In fact, at low temperature, the electrons bond to each other to form so called Cooper pairs. And it is these Cooper pairs surfing through the lattice that constitutes superconductivity. As the temperature increases, the Cooper pairs break apart and the superconductivity stops. This change occurs at what is called the “critical temperature.”
Before 2014, the highest critical temperature for this kind of superconductivity was about 40 K or -230 °C. Indeed, many physicists thought it impossible for this kind of superconductivity to work at higher temperatures. That’s why Eremets’s recent announcement was so extraordinary – hydrogen sulfide is a conventional superconductor behaving in a way many people thought impossible.
Eremets’s discovery triggered a feverish bout of theoretical activity to explain how the superconductivity occurs. The consensus is that in hydrogen sulfide, hydrogen ions form a lattice that transports Cooper pairs with zero resistance when the temperature drops below a critical level.
This can happen at high temperature because hydrogen is so light. That means the lattice can vibrate at high speed and therefore at high temperature. But the lattice also has to be held firmly in place, to prevent the vibrations from tearing it apart. That’s why the superconductivity only works at high pressure.
Since then, there has been considerable theoretical and computational work to predict other materials that might superconduct in this way at high temperature. One of the likely candidates has been lanthanum hydride, the one that Eremets and co have been working on. The discovery that it superconducts at a toasty 250 K is a victory not only for Eremets and his team but also for the theoretical methods that predicted it.
“This leap, by ~ 50 K, from the previous record of 203 K indicates the real possibility of achieving room temperature superconductivity, that is at 273 K, in the near future at high pressures,” said Eremets.
There is still some work ahead, however. Physicists require three separate pieces of evidence to be convinced that superconductivity is actually taking place. The first is the characteristic drop in resistance as the temperature falls. Eremets has this.
The second involves replacing the elements in the sample with heavier isotopes. This makes the lattice vibrate at a different rate and changes the critical temperature accordingly. Eremets has this evidence too, having replaced the hydrogen in their samples with deuterium and seen the critical temperature drop to 168 K, just as expected.
The third strand of evidence is called the Meissner effect – a superconductor should expel any magnetic field. It is here that Eremets and co have struggled. Their samples are so small, just a few micrometers across, and sitting inside high-pressure diamond anvil cells, that the researchers have not yet been able to measure this directly, although they do have some other magnetic evidence.
Without this final signature, physicists may withhold their applause, but it is surely something the team is working hard to produce. In the meantime, the work opens up some obvious other avenues to pursue. The computational models suggest that yttrium superhydrides could superconduct at temperatures above 300 K which is truly room temperature, even though, again, they would be at pressures more commonly found at the center of the Earth which, let’s face it is another problem to solve – one day.
So room-temperature superconductors of one form or another may not be far away at all, and then the question then will be how best to exploit them.

- _Work request 1_:
In the superconductivity passage, what did the critical temperature drop to after the hydrogen in the samples was replaced with deuterium?
- _Work request 2_:
Reproduce the superconductivity passage word for word between "Without this final" and "solve – one day.", inclusive.

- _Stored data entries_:

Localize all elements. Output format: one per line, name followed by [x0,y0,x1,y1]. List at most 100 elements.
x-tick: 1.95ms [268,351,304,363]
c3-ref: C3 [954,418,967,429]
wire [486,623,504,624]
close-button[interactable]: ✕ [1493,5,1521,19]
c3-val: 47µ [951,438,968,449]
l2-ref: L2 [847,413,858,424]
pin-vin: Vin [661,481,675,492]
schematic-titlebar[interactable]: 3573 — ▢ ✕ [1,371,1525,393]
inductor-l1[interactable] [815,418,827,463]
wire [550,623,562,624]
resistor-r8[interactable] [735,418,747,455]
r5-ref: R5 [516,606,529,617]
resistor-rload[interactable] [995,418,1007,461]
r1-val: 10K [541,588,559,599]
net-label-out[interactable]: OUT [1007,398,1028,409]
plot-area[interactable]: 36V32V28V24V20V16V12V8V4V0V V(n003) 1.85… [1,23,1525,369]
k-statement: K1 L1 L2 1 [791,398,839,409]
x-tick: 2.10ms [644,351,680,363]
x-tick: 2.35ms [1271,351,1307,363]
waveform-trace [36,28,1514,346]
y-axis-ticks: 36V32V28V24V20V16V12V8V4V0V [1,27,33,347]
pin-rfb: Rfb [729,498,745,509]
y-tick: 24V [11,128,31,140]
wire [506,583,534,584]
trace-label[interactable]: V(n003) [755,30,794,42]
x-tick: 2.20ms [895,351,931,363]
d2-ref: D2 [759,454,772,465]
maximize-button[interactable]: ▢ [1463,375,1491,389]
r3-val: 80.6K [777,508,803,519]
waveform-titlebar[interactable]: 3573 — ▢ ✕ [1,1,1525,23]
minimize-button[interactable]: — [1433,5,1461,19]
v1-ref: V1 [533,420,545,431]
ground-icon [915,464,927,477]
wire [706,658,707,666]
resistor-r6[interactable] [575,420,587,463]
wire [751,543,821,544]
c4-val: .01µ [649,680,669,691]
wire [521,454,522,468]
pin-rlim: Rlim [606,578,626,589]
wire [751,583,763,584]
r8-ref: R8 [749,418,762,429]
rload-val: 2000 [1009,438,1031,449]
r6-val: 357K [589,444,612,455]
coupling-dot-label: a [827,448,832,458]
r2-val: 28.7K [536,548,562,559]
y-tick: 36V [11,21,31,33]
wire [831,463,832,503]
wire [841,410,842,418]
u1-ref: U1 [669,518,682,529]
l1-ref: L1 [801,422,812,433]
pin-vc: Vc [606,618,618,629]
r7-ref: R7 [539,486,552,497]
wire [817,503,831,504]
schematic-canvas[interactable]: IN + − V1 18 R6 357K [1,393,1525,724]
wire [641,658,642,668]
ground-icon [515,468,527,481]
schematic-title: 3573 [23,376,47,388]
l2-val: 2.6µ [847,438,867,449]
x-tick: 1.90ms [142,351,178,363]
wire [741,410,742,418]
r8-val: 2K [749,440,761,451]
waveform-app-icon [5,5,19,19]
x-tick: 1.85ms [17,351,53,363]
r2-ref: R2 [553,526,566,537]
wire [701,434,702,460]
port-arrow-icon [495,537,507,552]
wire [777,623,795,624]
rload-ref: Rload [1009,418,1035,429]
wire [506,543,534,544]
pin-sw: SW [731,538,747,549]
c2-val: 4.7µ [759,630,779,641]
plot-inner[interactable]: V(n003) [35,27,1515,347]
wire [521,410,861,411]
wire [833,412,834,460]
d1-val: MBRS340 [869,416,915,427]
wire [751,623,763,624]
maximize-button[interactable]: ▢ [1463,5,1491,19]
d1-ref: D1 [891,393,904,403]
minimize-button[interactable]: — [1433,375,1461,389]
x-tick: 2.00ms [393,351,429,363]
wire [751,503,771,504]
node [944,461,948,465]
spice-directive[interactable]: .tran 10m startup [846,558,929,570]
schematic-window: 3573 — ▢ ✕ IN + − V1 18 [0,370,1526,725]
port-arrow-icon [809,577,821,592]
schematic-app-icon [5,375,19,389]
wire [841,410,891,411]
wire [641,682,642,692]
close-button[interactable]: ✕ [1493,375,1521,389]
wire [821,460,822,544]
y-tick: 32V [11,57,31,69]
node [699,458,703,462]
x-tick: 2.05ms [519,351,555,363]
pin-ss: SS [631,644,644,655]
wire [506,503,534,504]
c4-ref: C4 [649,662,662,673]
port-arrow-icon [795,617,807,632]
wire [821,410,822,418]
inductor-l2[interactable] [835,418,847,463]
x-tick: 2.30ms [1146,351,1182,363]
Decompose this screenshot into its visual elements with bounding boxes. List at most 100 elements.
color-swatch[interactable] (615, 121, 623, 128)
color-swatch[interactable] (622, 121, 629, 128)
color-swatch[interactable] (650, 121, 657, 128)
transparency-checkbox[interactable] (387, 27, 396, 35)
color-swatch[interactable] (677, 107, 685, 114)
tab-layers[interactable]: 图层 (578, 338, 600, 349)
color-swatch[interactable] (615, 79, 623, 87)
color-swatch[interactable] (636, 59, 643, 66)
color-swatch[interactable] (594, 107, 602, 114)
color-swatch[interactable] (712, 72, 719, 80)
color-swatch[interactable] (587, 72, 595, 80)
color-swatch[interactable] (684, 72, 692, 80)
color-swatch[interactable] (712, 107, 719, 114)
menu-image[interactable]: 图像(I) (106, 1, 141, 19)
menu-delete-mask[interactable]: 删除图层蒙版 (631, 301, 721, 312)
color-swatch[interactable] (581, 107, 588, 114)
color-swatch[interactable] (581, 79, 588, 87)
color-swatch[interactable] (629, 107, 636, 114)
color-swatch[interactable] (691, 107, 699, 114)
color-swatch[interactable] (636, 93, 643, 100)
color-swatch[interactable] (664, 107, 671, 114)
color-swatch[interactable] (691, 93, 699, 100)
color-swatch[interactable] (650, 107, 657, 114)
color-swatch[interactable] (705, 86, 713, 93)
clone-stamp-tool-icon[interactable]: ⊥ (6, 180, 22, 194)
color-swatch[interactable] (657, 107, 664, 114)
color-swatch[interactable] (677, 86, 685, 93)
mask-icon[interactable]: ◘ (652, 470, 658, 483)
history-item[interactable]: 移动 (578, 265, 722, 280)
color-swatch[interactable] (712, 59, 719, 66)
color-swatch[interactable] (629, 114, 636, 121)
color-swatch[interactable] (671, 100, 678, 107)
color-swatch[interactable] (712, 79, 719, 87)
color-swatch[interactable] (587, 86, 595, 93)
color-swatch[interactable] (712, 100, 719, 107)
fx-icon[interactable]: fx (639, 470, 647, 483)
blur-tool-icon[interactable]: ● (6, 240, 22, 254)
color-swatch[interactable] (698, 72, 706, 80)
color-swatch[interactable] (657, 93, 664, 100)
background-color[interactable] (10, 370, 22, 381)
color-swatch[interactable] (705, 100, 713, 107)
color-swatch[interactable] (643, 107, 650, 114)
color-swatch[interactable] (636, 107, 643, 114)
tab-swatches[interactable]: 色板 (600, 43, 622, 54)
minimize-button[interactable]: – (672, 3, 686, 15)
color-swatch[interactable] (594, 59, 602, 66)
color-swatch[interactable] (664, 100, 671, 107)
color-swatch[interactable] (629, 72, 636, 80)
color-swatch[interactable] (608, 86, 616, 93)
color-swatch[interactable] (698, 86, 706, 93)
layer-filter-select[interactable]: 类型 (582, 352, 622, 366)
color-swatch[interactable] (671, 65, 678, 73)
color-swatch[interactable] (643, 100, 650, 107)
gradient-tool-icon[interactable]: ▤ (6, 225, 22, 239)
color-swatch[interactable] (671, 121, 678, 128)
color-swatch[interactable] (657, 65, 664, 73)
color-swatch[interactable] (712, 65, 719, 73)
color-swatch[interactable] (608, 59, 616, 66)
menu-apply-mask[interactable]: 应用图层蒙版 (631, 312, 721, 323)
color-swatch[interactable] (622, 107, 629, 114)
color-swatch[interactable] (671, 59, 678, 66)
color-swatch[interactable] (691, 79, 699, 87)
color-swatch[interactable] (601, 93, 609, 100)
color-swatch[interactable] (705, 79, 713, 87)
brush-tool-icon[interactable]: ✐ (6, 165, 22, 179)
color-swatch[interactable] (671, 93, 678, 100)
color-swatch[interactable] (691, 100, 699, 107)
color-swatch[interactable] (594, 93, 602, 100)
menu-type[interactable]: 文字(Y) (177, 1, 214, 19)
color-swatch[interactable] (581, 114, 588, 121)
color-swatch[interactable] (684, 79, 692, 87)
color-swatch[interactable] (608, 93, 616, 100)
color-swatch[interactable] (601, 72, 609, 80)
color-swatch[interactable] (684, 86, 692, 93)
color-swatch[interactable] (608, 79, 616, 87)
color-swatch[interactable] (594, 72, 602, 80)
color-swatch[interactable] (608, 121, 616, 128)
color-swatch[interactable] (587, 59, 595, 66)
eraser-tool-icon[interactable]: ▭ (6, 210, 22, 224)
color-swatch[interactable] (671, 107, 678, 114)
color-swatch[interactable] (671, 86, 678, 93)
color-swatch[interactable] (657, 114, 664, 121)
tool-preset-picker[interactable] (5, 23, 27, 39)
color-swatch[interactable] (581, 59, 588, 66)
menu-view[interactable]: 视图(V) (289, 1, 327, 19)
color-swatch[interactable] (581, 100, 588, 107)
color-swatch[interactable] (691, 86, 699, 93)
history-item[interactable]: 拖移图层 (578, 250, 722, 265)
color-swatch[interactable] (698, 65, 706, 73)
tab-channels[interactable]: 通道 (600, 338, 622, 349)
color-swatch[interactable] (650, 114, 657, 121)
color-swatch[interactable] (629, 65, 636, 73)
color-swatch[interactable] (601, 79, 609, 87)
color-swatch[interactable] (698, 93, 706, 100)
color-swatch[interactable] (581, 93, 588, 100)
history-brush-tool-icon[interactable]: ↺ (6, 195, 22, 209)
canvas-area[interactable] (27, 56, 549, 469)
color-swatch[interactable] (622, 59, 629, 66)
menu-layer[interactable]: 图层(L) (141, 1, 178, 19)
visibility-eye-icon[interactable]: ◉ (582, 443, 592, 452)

- _Exercise solution 1_:
168 K

- _Exercise solution 2_:
Without this final signature, physicists may withhold their applause, but it is surely something the team is working hard to produce. In the meantime, the work opens up some obvious other avenues to pursue. The computational models suggest that yttrium superhydrides could superconduct at temperatures above 300 K which is truly room temperature, even though, again, they would be at pressures more commonly found at the center of the Earth which, let’s face it is another problem to solve – one day.